[TASK BRIEF] Extract the full listing verbatim and drop any pictures from your copy.

[INPUT RECORDS]
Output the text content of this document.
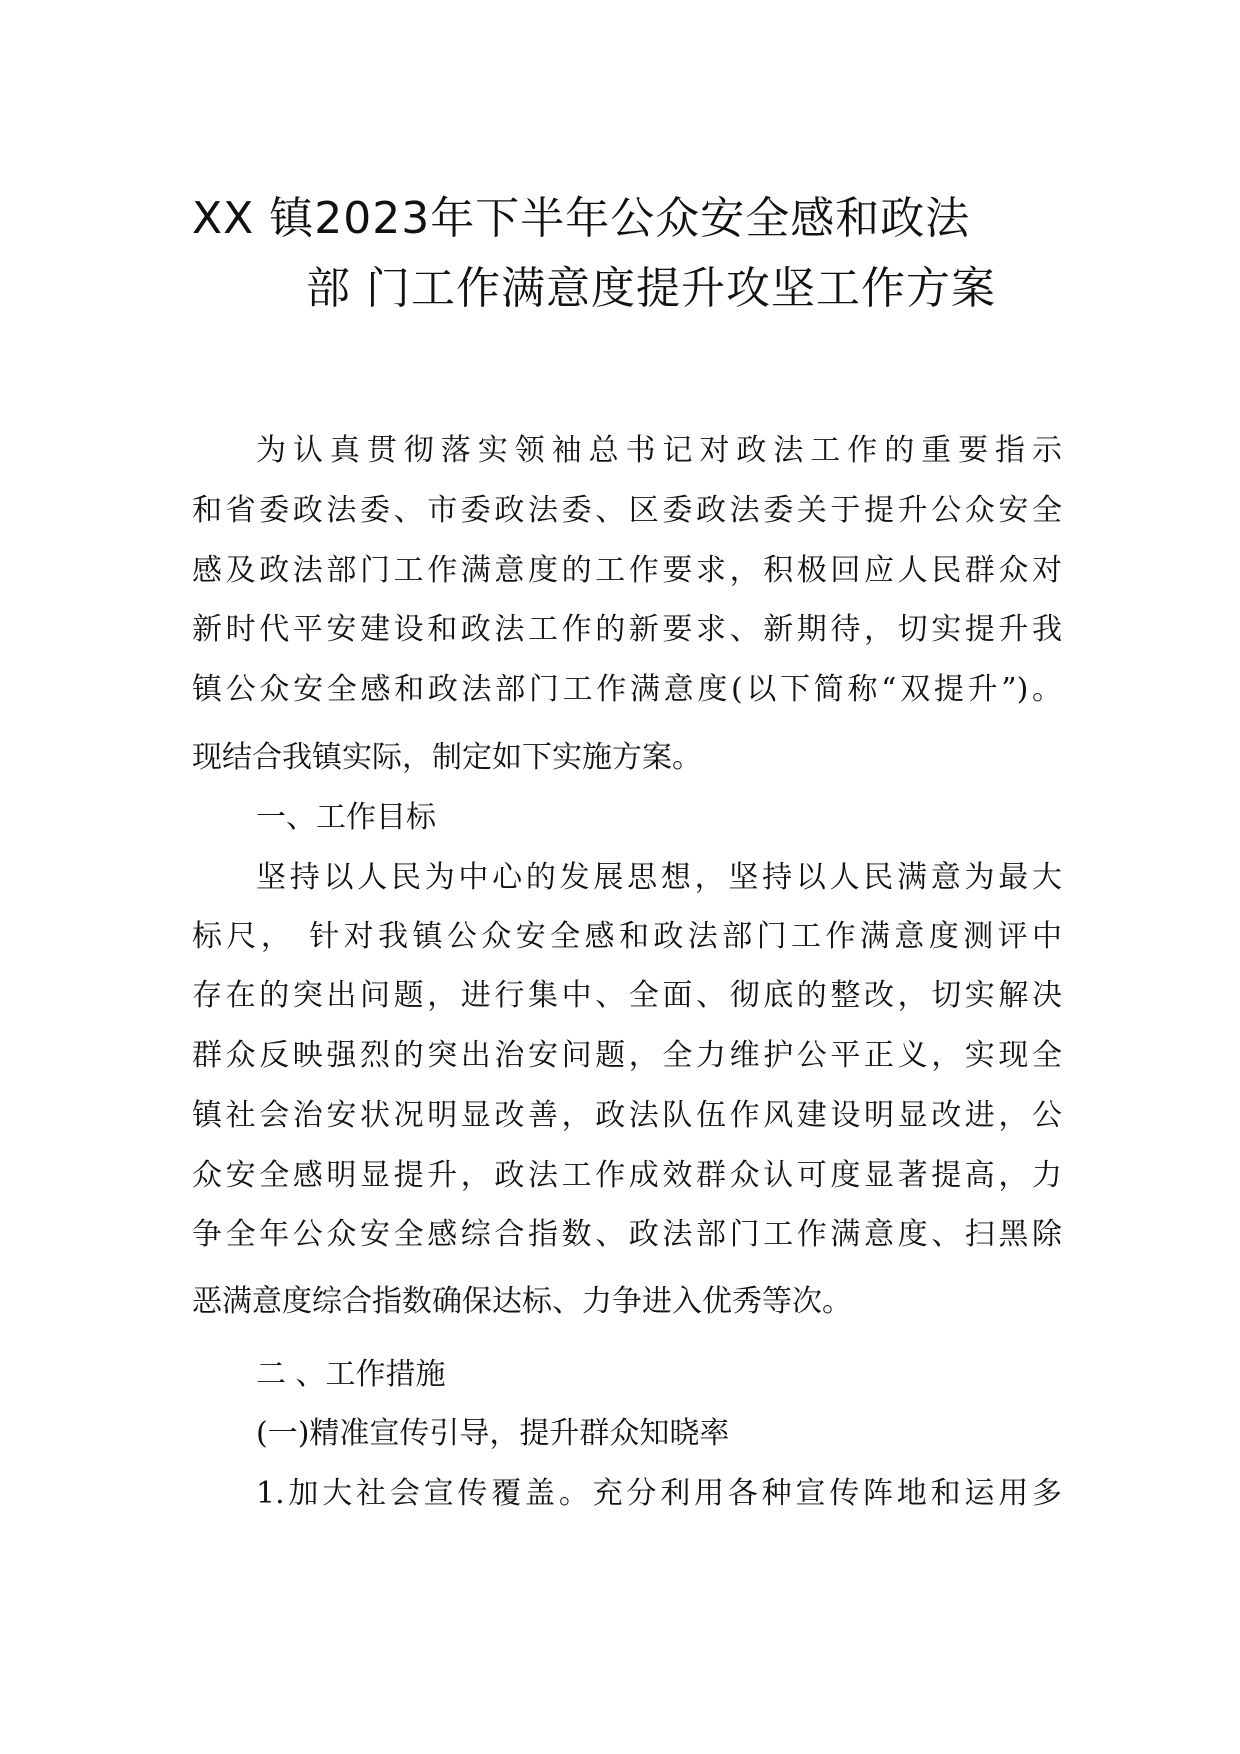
XX 镇2023年下半年公众安全感和政法
部 门工作满意度提升攻坚工作方案
为认真贯彻落实领袖总书记对政法工作的重要指示
和省委政法委、市委政法委、区委政法委关于提升公众安全
感及政法部门工作满意度的工作要求，积极回应人民群众对
新时代平安建设和政法工作的新要求、新期待，切实提升我
镇公众安全感和政法部门工作满意度(以下简称“双提升”)。
现结合我镇实际，制定如下实施方案。
一、工作目标
坚持以人民为中心的发展思想，坚持以人民满意为最大
标尺， 针对我镇公众安全感和政法部门工作满意度测评中
存在的突出问题，进行集中、全面、彻底的整改，切实解决
群众反映强烈的突出治安问题，全力维护公平正义，实现全
镇社会治安状况明显改善，政法队伍作风建设明显改进，公
众安全感明显提升，政法工作成效群众认可度显著提高，力
争全年公众安全感综合指数、政法部门工作满意度、扫黑除
恶满意度综合指数确保达标、力争进入优秀等次。
二 、工作措施
(一)精准宣传引导，提升群众知晓率
1.加大社会宣传覆盖。充分利用各种宣传阵地和运用多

[SOLUTION TO THIS PROBLEM]
Output the text content of this document.
XX 镇2023年下半年公众安全感和政法
部 门工作满意度提升攻坚工作方案
为认真贯彻落实领袖总书记对政法工作的重要指示
和省委政法委、市委政法委、区委政法委关于提升公众安全
感及政法部门工作满意度的工作要求，积极回应人民群众对
新时代平安建设和政法工作的新要求、新期待，切实提升我
镇公众安全感和政法部门工作满意度(以下简称“双提升”)。
现结合我镇实际，制定如下实施方案。
一、工作目标
坚持以人民为中心的发展思想，坚持以人民满意为最大
标尺， 针对我镇公众安全感和政法部门工作满意度测评中
存在的突出问题，进行集中、全面、彻底的整改，切实解决
群众反映强烈的突出治安问题，全力维护公平正义，实现全
镇社会治安状况明显改善，政法队伍作风建设明显改进，公
众安全感明显提升，政法工作成效群众认可度显著提高，力
争全年公众安全感综合指数、政法部门工作满意度、扫黑除
恶满意度综合指数确保达标、力争进入优秀等次。
二 、工作措施
(一)精准宣传引导，提升群众知晓率
1.加大社会宣传覆盖。充分利用各种宣传阵地和运用多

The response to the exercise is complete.